_Written request_
Recast the rows below as a Markdown table with two columns, No. and Text, giving each line its number and skipping blank lines. Leave the pictures out.

_Source material_
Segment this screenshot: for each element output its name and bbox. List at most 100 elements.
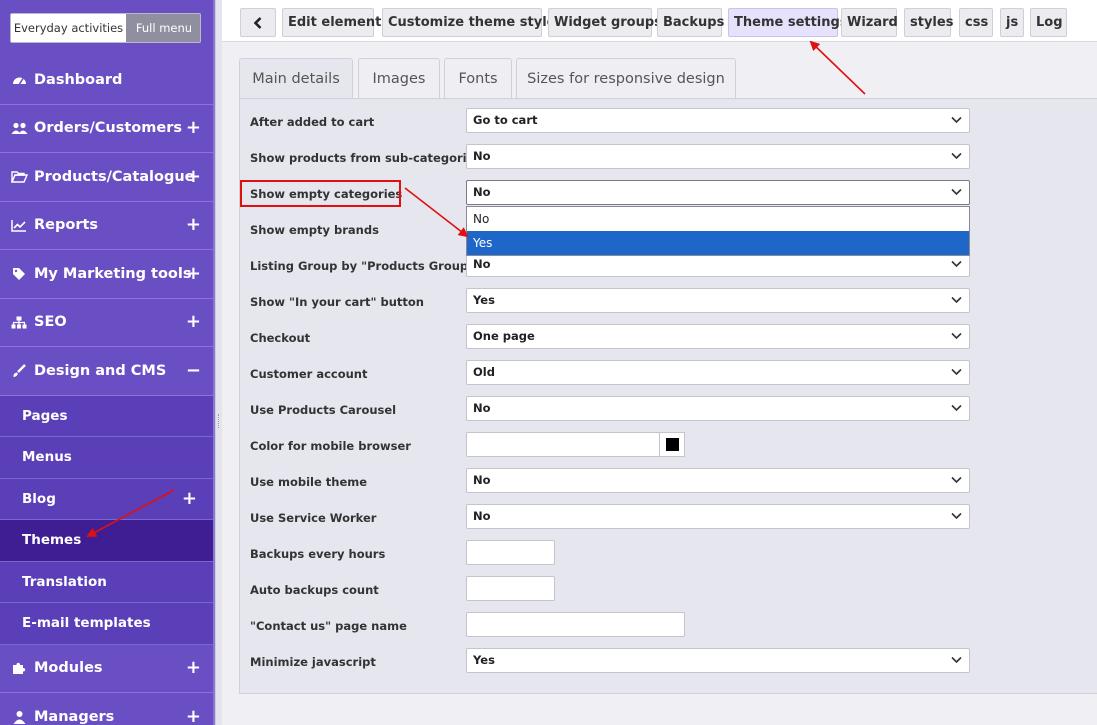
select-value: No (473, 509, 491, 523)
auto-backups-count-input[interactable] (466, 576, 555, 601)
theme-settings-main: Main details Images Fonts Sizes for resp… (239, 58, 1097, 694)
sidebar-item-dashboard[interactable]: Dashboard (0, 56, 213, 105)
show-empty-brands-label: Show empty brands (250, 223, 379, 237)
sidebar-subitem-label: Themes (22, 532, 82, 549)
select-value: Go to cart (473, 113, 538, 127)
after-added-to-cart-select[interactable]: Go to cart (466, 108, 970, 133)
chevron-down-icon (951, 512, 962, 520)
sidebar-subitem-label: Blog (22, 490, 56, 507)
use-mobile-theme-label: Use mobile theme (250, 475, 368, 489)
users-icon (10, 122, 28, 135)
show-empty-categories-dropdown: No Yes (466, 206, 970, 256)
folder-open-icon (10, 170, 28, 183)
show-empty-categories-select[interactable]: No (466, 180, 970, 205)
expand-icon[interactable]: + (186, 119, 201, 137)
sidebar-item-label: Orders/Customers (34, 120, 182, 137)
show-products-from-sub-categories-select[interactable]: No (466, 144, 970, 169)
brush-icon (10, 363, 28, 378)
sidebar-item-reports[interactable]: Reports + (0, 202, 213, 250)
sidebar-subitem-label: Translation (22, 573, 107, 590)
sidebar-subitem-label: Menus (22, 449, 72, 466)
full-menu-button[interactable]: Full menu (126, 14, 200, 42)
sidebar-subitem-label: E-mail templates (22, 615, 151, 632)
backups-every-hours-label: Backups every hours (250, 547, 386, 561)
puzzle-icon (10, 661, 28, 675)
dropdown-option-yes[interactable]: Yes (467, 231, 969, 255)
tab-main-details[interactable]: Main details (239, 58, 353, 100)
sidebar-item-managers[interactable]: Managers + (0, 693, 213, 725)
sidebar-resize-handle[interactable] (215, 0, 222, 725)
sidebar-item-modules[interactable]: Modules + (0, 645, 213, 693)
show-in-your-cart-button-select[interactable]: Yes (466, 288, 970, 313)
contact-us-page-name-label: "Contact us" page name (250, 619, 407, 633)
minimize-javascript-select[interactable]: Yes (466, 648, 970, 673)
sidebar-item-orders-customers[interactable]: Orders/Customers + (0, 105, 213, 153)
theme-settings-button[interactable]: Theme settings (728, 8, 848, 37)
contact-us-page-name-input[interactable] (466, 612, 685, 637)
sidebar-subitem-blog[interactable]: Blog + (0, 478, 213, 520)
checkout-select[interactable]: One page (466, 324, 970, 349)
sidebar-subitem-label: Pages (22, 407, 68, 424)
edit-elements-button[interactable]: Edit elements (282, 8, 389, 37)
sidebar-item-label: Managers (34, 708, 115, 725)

_Result of this exercise_
| No. | Text |
|---|---|
| 1 | Segment this screenshot: for each element output its name and bbox. List at most 100 elements. |
| 2 | select-value: No (473, 509, 491, 523) |
| 3 | auto-backups-count-input[interactable] (466, 576, 555, 601) |
| 4 | theme-settings-main: Main details Images Fonts Sizes for resp… (239, 58, 1097, 694) |
| 5 | sidebar-item-dashboard[interactable]: Dashboard (0, 56, 213, 105) |
| 6 | show-empty-brands-label: Show empty brands (250, 223, 379, 237) |
| 7 | sidebar-subitem-label: Themes (22, 532, 82, 549) |
| 8 | select-value: Go to cart (473, 113, 538, 127) |
| 9 | after-added-to-cart-select[interactable]: Go to cart (466, 108, 970, 133) |
| 10 | chevron-down-icon (951, 512, 962, 520) |
| 11 | sidebar-subitem-label: Blog (22, 490, 56, 507) |
| 12 | use-mobile-theme-label: Use mobile theme (250, 475, 368, 489) |
| 13 | users-icon (10, 122, 28, 135) |
| 14 | show-empty-categories-dropdown: No Yes (466, 206, 970, 256) |
| 15 | folder-open-icon (10, 170, 28, 183) |
| 16 | show-empty-categories-select[interactable]: No (466, 180, 970, 205) |
| 17 | expand-icon[interactable]: + (186, 119, 201, 137) |
| 18 | sidebar-item-label: Orders/Customers (34, 120, 182, 137) |
| 19 | show-products-from-sub-categories-select[interactable]: No (466, 144, 970, 169) |
| 20 | brush-icon (10, 363, 28, 378) |
| 21 | sidebar-item-reports[interactable]: Reports + (0, 202, 213, 250) |
| 22 | sidebar-subitem-label: Translation (22, 573, 107, 590) |
| 23 | sidebar-subitem-label: Menus (22, 449, 72, 466) |
| 24 | full-menu-button[interactable]: Full menu (126, 14, 200, 42) |
| 25 | sidebar-subitem-label: E-mail templates (22, 615, 151, 632) |
| 26 | backups-every-hours-label: Backups every hours (250, 547, 386, 561) |
| 27 | puzzle-icon (10, 661, 28, 675) |
| 28 | dropdown-option-yes[interactable]: Yes (467, 231, 969, 255) |
| 29 | tab-main-details[interactable]: Main details (239, 58, 353, 100) |
| 30 | sidebar-item-managers[interactable]: Managers + (0, 693, 213, 725) |
| 31 | sidebar-resize-handle[interactable] (215, 0, 222, 725) |
| 32 | sidebar-item-modules[interactable]: Modules + (0, 645, 213, 693) |
| 33 | show-in-your-cart-button-select[interactable]: Yes (466, 288, 970, 313) |
| 34 | contact-us-page-name-label: "Contact us" page name (250, 619, 407, 633) |
| 35 | minimize-javascript-select[interactable]: Yes (466, 648, 970, 673) |
| 36 | sidebar-item-orders-customers[interactable]: Orders/Customers + (0, 105, 213, 153) |
| 37 | theme-settings-button[interactable]: Theme settings (728, 8, 848, 37) |
| 38 | contact-us-page-name-input[interactable] (466, 612, 685, 637) |
| 39 | sidebar-subitem-blog[interactable]: Blog + (0, 478, 213, 520) |
| 40 | checkout-select[interactable]: One page (466, 324, 970, 349) |
| 41 | sidebar-subitem-label: Pages (22, 407, 68, 424) |
| 42 | edit-elements-button[interactable]: Edit elements (282, 8, 389, 37) |
| 43 | sidebar-item-label: Managers (34, 708, 115, 725) |